[What is asked]:
Give back the full material, exactly as it reads.

[Records for this task]:
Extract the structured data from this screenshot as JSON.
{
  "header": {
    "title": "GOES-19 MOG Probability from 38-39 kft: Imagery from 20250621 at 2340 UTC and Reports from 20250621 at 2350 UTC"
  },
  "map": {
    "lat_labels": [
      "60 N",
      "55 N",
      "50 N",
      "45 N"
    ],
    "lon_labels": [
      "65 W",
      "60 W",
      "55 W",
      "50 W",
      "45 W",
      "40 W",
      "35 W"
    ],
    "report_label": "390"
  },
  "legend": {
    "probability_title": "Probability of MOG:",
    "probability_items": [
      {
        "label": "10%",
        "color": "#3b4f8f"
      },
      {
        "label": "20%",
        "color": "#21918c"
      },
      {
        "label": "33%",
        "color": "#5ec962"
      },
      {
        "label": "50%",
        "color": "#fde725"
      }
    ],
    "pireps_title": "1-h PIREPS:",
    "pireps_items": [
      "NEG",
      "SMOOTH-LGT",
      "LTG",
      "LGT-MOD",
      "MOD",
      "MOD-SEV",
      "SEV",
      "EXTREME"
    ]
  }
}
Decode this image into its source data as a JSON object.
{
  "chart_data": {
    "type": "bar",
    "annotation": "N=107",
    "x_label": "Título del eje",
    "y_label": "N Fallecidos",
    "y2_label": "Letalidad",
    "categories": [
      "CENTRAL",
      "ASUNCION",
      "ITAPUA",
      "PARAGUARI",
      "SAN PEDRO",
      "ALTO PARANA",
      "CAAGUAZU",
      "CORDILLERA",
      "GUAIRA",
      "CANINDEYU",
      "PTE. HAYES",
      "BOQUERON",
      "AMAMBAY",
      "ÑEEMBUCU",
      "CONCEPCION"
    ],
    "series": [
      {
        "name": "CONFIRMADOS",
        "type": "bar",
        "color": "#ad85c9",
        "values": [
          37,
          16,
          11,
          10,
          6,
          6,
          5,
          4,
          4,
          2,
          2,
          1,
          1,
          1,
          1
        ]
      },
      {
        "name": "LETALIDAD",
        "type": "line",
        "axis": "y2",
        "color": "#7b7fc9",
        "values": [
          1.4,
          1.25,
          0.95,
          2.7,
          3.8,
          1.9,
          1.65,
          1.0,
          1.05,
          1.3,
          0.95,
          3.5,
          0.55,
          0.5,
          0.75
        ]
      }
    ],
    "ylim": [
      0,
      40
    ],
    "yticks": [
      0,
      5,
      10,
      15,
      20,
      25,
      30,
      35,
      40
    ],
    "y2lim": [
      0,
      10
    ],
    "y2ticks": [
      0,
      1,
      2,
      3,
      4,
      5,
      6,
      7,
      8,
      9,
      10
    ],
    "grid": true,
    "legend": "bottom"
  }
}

[Exercise result]:
Extract the structured data from this screenshot as JSON.
{
  "header": {
    "title": "GOES-19 MOG Probability from 38-39 kft: Imagery from 20250621 at 2340 UTC and Reports from 20250621 at 2350 UTC"
  },
  "map": {
    "lat_labels": [
      "60 N",
      "55 N",
      "50 N",
      "45 N"
    ],
    "lon_labels": [
      "65 W",
      "60 W",
      "55 W",
      "50 W",
      "45 W",
      "40 W",
      "35 W"
    ],
    "report_label": "390"
  },
  "legend": {
    "probability_title": "Probability of MOG:",
    "probability_items": [
      {
        "label": "10%",
        "color": "#3b4f8f"
      },
      {
        "label": "20%",
        "color": "#21918c"
      },
      {
        "label": "33%",
        "color": "#5ec962"
      },
      {
        "label": "50%",
        "color": "#fde725"
      }
    ],
    "pireps_title": "1-h PIREPS:",
    "pireps_items": [
      "NEG",
      "SMOOTH-LGT",
      "LTG",
      "LGT-MOD",
      "MOD",
      "MOD-SEV",
      "SEV",
      "EXTREME"
    ]
  }
}
Decode this image into its source data as a JSON object.
{
  "chart_data": {
    "type": "bar",
    "annotation": "N=107",
    "x_label": "Título del eje",
    "y_label": "N Fallecidos",
    "y2_label": "Letalidad",
    "categories": [
      "CENTRAL",
      "ASUNCION",
      "ITAPUA",
      "PARAGUARI",
      "SAN PEDRO",
      "ALTO PARANA",
      "CAAGUAZU",
      "CORDILLERA",
      "GUAIRA",
      "CANINDEYU",
      "PTE. HAYES",
      "BOQUERON",
      "AMAMBAY",
      "ÑEEMBUCU",
      "CONCEPCION"
    ],
    "series": [
      {
        "name": "CONFIRMADOS",
        "type": "bar",
        "color": "#ad85c9",
        "values": [
          37,
          16,
          11,
          10,
          6,
          6,
          5,
          4,
          4,
          2,
          2,
          1,
          1,
          1,
          1
        ]
      },
      {
        "name": "LETALIDAD",
        "type": "line",
        "axis": "y2",
        "color": "#7b7fc9",
        "values": [
          1.4,
          1.25,
          0.95,
          2.7,
          3.8,
          1.9,
          1.65,
          1.0,
          1.05,
          1.3,
          0.95,
          3.5,
          0.55,
          0.5,
          0.75
        ]
      }
    ],
    "ylim": [
      0,
      40
    ],
    "yticks": [
      0,
      5,
      10,
      15,
      20,
      25,
      30,
      35,
      40
    ],
    "y2lim": [
      0,
      10
    ],
    "y2ticks": [
      0,
      1,
      2,
      3,
      4,
      5,
      6,
      7,
      8,
      9,
      10
    ],
    "grid": true,
    "legend": "bottom"
  }
}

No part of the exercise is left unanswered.